Task brief: Quote the listing in full, exactly as given, minus any pictures.

____ Records supplied

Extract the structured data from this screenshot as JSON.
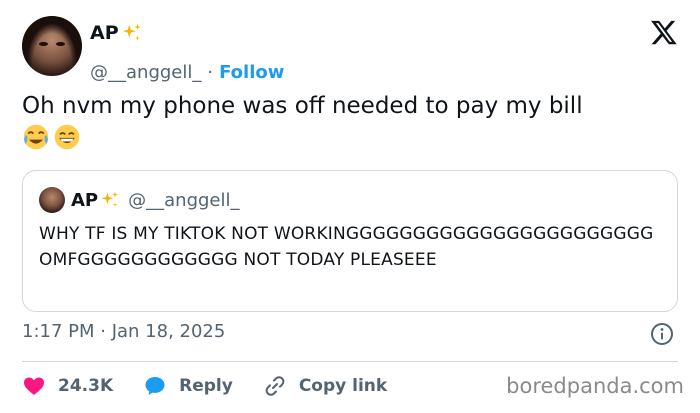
{
  "author": {
    "display_name": "AP",
    "handle": "@__anggell_",
    "separator": "·",
    "follow_label": "Follow"
  },
  "tweet": {
    "text": "Oh nvm my phone was off needed to pay my bill",
    "emojis": [
      "face-with-tears-of-joy",
      "grinning-face-with-smiling-eyes"
    ]
  },
  "quote": {
    "display_name": "AP",
    "handle": "@__anggell_",
    "text": "WHY TF IS MY TIKTOK NOT WORKINGGGGGGGGGGGGGGGGGGGGGGG OMFGGGGGGGGGGGG NOT TODAY PLEASEEE"
  },
  "meta": {
    "timestamp": "1:17 PM · Jan 18, 2025"
  },
  "actions": {
    "like_count": "24.3K",
    "reply_label": "Reply",
    "copy_link_label": "Copy link"
  },
  "watermark": "boredpanda.com",
  "colors": {
    "accent": "#1d9bf0",
    "like": "#f91880",
    "secondary_text": "#536471",
    "border": "#cfd9de"
  },
  "icons": {
    "logo": "x-logo-icon",
    "sparkle": "sparkles-icon",
    "info": "info-icon",
    "like": "heart-icon",
    "reply": "speech-bubble-icon",
    "copy": "link-icon"
  }
}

________

Completed exercise:
Extract the structured data from this screenshot as JSON.
{
  "author": {
    "display_name": "AP",
    "handle": "@__anggell_",
    "separator": "·",
    "follow_label": "Follow"
  },
  "tweet": {
    "text": "Oh nvm my phone was off needed to pay my bill",
    "emojis": [
      "face-with-tears-of-joy",
      "grinning-face-with-smiling-eyes"
    ]
  },
  "quote": {
    "display_name": "AP",
    "handle": "@__anggell_",
    "text": "WHY TF IS MY TIKTOK NOT WORKINGGGGGGGGGGGGGGGGGGGGGGG OMFGGGGGGGGGGGG NOT TODAY PLEASEEE"
  },
  "meta": {
    "timestamp": "1:17 PM · Jan 18, 2025"
  },
  "actions": {
    "like_count": "24.3K",
    "reply_label": "Reply",
    "copy_link_label": "Copy link"
  },
  "watermark": "boredpanda.com",
  "colors": {
    "accent": "#1d9bf0",
    "like": "#f91880",
    "secondary_text": "#536471",
    "border": "#cfd9de"
  },
  "icons": {
    "logo": "x-logo-icon",
    "sparkle": "sparkles-icon",
    "info": "info-icon",
    "like": "heart-icon",
    "reply": "speech-bubble-icon",
    "copy": "link-icon"
  }
}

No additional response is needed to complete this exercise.